Task material -
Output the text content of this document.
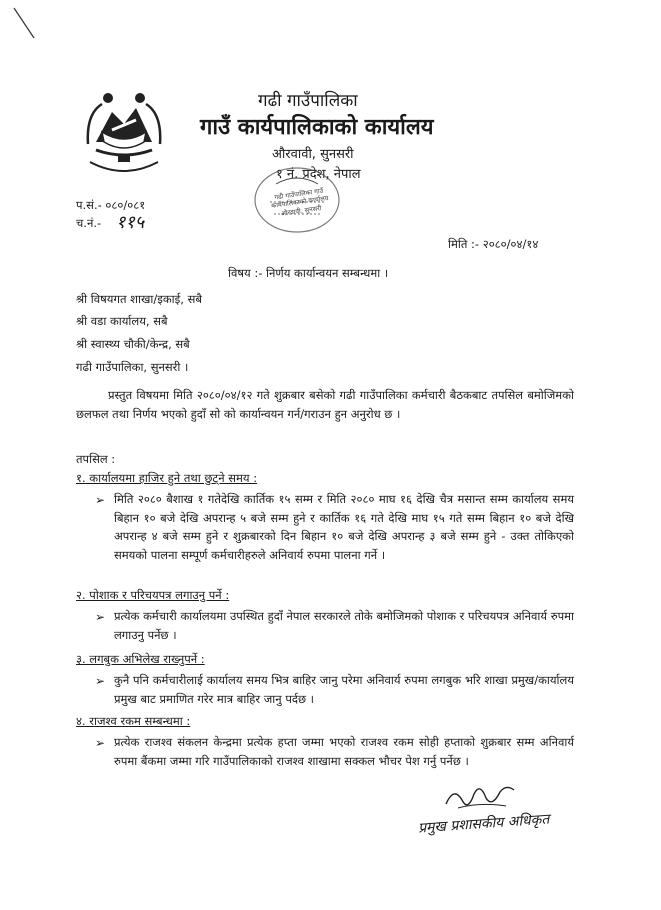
गढी गाउँपालिका
गाउँ कार्यपालिकाको कार्यालय
औरवावी, सुनसरी
१ नं. प्रदेश, नेपाल
गढी गाउँपालिका गाउँ कार्यपालिकाको कार्यालय औरवावी, सुनसरी
प.सं.- ०८०/०८१
च.नं.- ११५
मिति :- २०८०/०४/१४
विषय :- निर्णय कार्यान्वयन सम्बन्धमा ।
श्री विषयगत शाखा/इकाई, सबै
श्री वडा कार्यालय, सबै
श्री स्वास्थ्य चौकी/केन्द्र, सबै
गढी गाउँपालिका, सुनसरी ।
प्रस्तुत विषयमा मिति २०८०/०४/१२ गते शुक्रबार बसेको गढी गाउँपालिका कर्मचारी बैठकबाट तपसिल बमोजिमको छलफल तथा निर्णय भएको हुदाँ सो को कार्यान्वयन गर्न/गराउन हुन अनुरोध छ ।
तपसिल :
१. कार्यालयमा हाजिर हुने तथा छुट्ने समय :
➢ मिति २०८० बैशाख १ गतेदेखि कार्तिक १५ सम्म र मिति २०८० माघ १६ देखि चैत्र मसान्त सम्म कार्यालय समय बिहान १० बजे देखि अपरान्ह ५ बजे सम्म हुने र कार्तिक १६ गते देखि माघ १५ गते सम्म बिहान १० बजे देखि अपरान्ह ४ बजे सम्म हुने र शुक्रबारको दिन बिहान १० बजे देखि अपरान्ह ३ बजे सम्म हुने - उक्त तोकिएको समयको पालना सम्पूर्ण कर्मचारीहरुले अनिवार्य रुपमा पालना गर्ने ।
२. पोशाक र परिचयपत्र लगाउनु पर्ने :
➢ प्रत्येक कर्मचारी कार्यालयमा उपस्थित हुदाँ नेपाल सरकारले तोके बमोजिमको पोशाक र परिचयपत्र अनिवार्य रुपमा लगाउनु पर्नेछ ।
३. लगबुक अभिलेख राख्नुपर्ने :
➢ कुनै पनि कर्मचारीलाई कार्यालय समय भित्र बाहिर जानु परेमा अनिवार्य रुपमा लगबुक भरि शाखा प्रमुख/कार्यालय प्रमुख बाट प्रमाणित गरेर मात्र बाहिर जानु पर्दछ ।
४. राजश्व रकम सम्बन्धमा :
➢ प्रत्येक राजश्व संकलन केन्द्रमा प्रत्येक हप्ता जम्मा भएको राजश्व रकम सोही हप्ताको शुक्रबार सम्म अनिवार्य रुपमा बैंकमा जम्मा गरि गाउँपालिकाको राजश्व शाखामा सक्कल भौचर पेश गर्नु पर्नेछ ।
प्रमुख प्रशासकीय अधिकृत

Task instructions - Without including any pictures, please restate all the records exactly.

Problem solution -
Output the text content of this document.
गढी गाउँपालिका
गाउँ कार्यपालिकाको कार्यालय
औरवावी, सुनसरी
१ नं. प्रदेश, नेपाल
गढी गाउँपालिका गाउँ कार्यपालिकाको कार्यालय औरवावी, सुनसरी
प.सं.- ०८०/०८१
च.नं.- ११५
मिति :- २०८०/०४/१४
विषय :- निर्णय कार्यान्वयन सम्बन्धमा ।
श्री विषयगत शाखा/इकाई, सबै
श्री वडा कार्यालय, सबै
श्री स्वास्थ्य चौकी/केन्द्र, सबै
गढी गाउँपालिका, सुनसरी ।
प्रस्तुत विषयमा मिति २०८०/०४/१२ गते शुक्रबार बसेको गढी गाउँपालिका कर्मचारी बैठकबाट तपसिल बमोजिमको छलफल तथा निर्णय भएको हुदाँ सो को कार्यान्वयन गर्न/गराउन हुन अनुरोध छ ।
तपसिल :
१. कार्यालयमा हाजिर हुने तथा छुट्ने समय :
➢ मिति २०८० बैशाख १ गतेदेखि कार्तिक १५ सम्म र मिति २०८० माघ १६ देखि चैत्र मसान्त सम्म कार्यालय समय बिहान १० बजे देखि अपरान्ह ५ बजे सम्म हुने र कार्तिक १६ गते देखि माघ १५ गते सम्म बिहान १० बजे देखि अपरान्ह ४ बजे सम्म हुने र शुक्रबारको दिन बिहान १० बजे देखि अपरान्ह ३ बजे सम्म हुने - उक्त तोकिएको समयको पालना सम्पूर्ण कर्मचारीहरुले अनिवार्य रुपमा पालना गर्ने ।
२. पोशाक र परिचयपत्र लगाउनु पर्ने :
➢ प्रत्येक कर्मचारी कार्यालयमा उपस्थित हुदाँ नेपाल सरकारले तोके बमोजिमको पोशाक र परिचयपत्र अनिवार्य रुपमा लगाउनु पर्नेछ ।
३. लगबुक अभिलेख राख्नुपर्ने :
➢ कुनै पनि कर्मचारीलाई कार्यालय समय भित्र बाहिर जानु परेमा अनिवार्य रुपमा लगबुक भरि शाखा प्रमुख/कार्यालय प्रमुख बाट प्रमाणित गरेर मात्र बाहिर जानु पर्दछ ।
४. राजश्व रकम सम्बन्धमा :
➢ प्रत्येक राजश्व संकलन केन्द्रमा प्रत्येक हप्ता जम्मा भएको राजश्व रकम सोही हप्ताको शुक्रबार सम्म अनिवार्य रुपमा बैंकमा जम्मा गरि गाउँपालिकाको राजश्व शाखामा सक्कल भौचर पेश गर्नु पर्नेछ ।
प्रमुख प्रशासकीय अधिकृत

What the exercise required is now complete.